What the task asks
In the records that follow, locate every line with "bersama" and extract it.

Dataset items
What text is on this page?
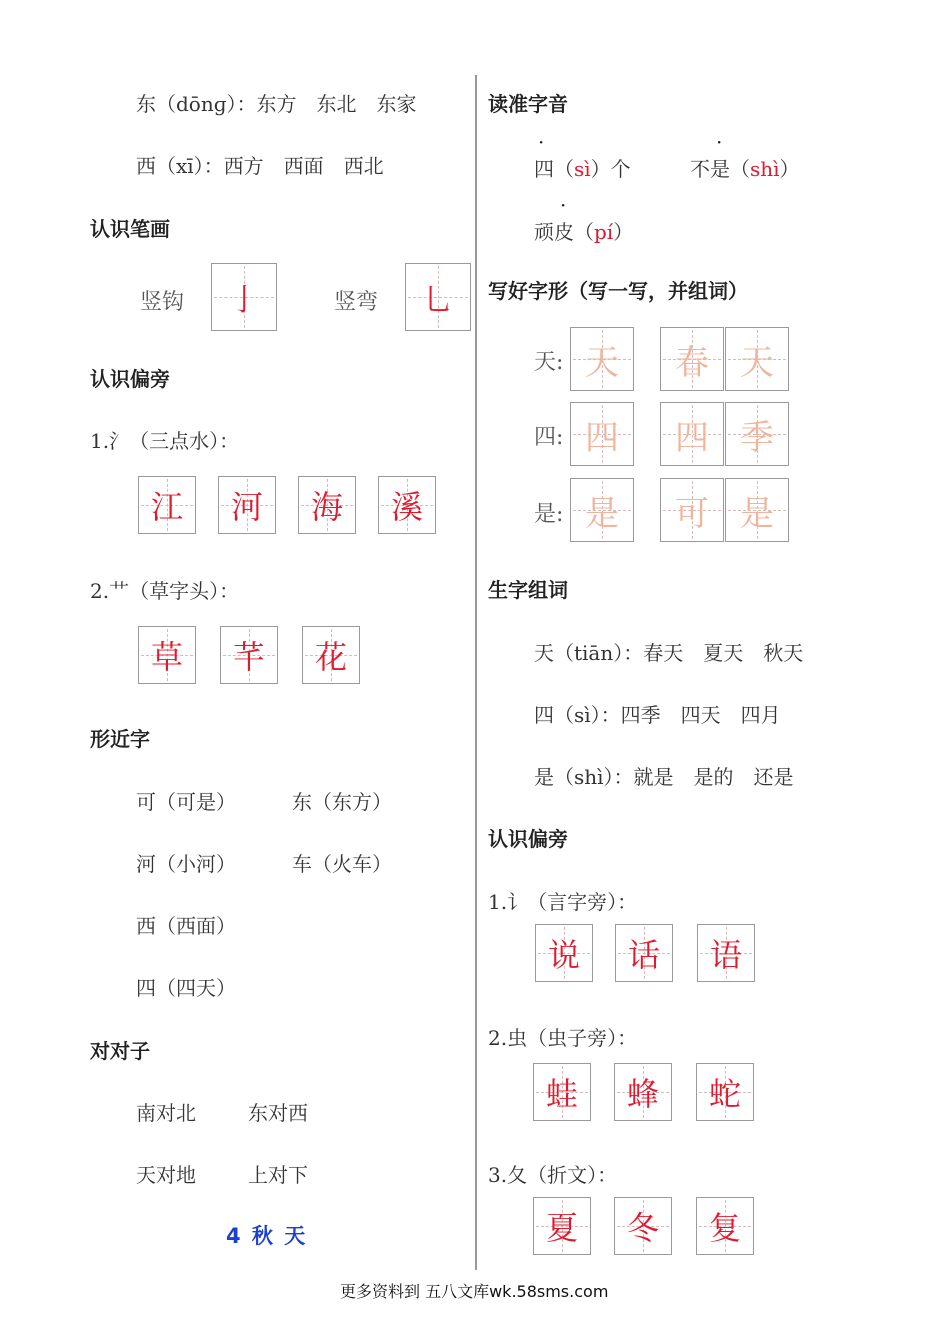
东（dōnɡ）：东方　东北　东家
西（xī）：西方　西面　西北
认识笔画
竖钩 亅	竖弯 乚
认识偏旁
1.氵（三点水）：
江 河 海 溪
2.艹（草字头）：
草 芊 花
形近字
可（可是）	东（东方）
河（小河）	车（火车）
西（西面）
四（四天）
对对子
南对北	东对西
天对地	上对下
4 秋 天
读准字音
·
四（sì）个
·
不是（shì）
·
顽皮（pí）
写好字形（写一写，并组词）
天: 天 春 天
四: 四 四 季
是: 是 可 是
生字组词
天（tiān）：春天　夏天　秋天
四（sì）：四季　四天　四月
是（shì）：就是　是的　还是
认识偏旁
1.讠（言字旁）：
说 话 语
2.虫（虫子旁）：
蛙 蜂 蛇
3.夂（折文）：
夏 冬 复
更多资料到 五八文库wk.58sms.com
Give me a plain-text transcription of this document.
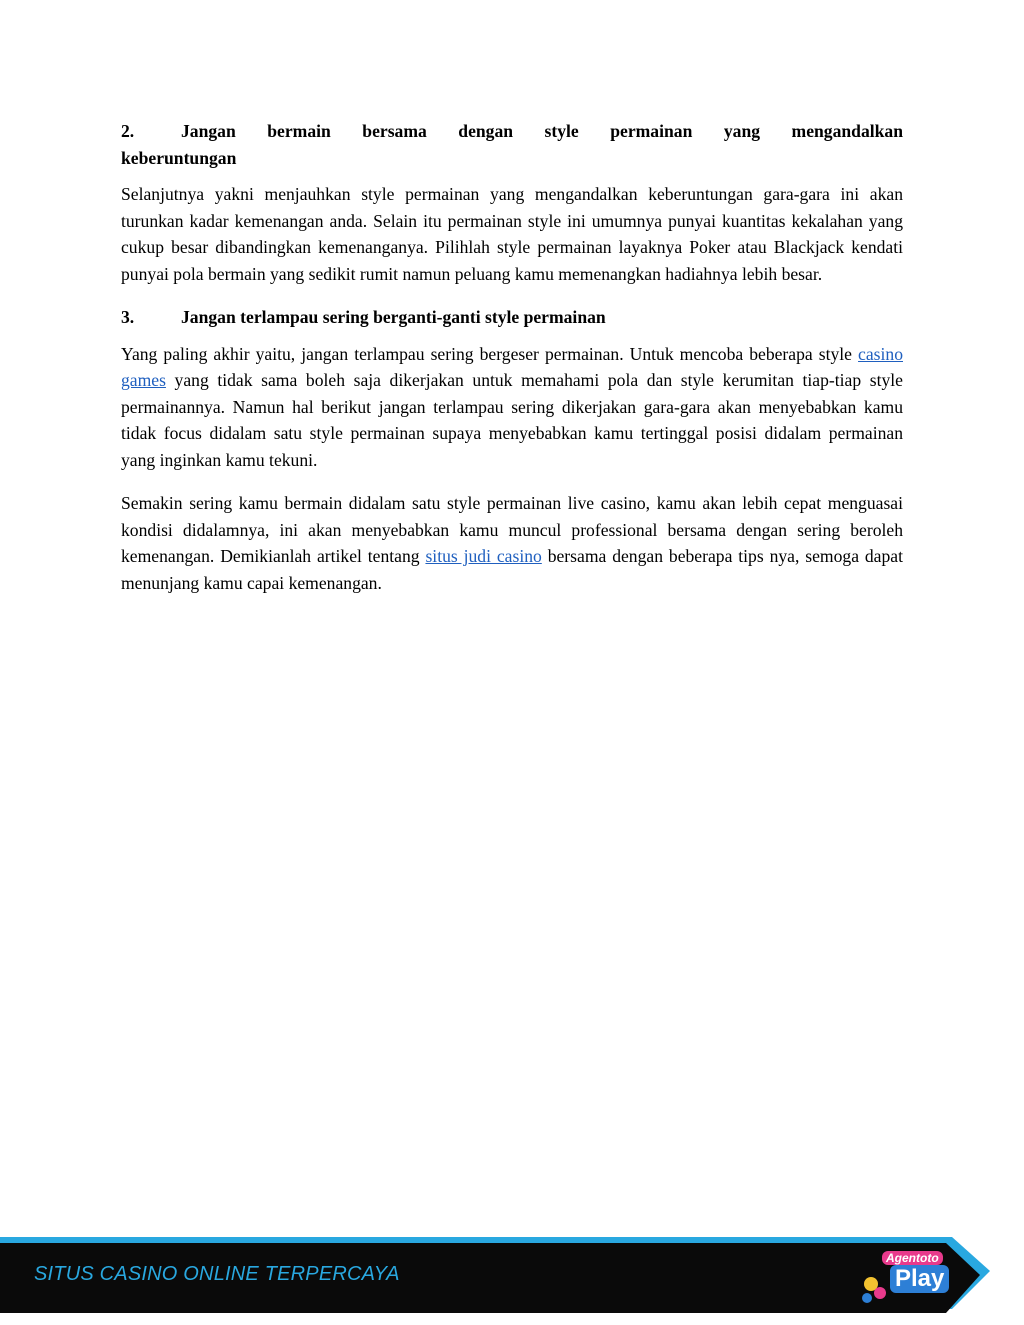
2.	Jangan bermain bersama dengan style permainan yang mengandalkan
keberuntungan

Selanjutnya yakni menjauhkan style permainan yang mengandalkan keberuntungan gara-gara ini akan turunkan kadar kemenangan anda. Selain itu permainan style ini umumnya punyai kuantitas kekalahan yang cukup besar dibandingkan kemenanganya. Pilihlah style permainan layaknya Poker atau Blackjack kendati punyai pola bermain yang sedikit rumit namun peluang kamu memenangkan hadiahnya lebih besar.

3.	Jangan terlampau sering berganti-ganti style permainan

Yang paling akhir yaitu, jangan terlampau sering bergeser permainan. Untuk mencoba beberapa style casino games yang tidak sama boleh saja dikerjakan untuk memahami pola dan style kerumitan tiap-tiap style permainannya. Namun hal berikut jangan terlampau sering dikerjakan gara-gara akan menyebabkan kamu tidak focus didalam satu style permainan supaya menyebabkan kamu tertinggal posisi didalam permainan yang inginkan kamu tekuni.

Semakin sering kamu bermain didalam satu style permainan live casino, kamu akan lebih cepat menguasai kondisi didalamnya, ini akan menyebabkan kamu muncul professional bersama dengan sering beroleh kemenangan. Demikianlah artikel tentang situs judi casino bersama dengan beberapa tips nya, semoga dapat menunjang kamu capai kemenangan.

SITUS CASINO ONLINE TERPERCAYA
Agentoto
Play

Right answer
2.	Jangan bermain bersama dengan style permainan yang mengandalkan
Semakin sering kamu bermain didalam satu style permainan live casino, kamu akan lebih cepat menguasai kondisi didalamnya, ini akan menyebabkan kamu muncul professional bersama dengan sering beroleh kemenangan. Demikianlah artikel tentang situs judi casino bersama dengan beberapa tips nya, semoga dapat menunjang kamu capai kemenangan.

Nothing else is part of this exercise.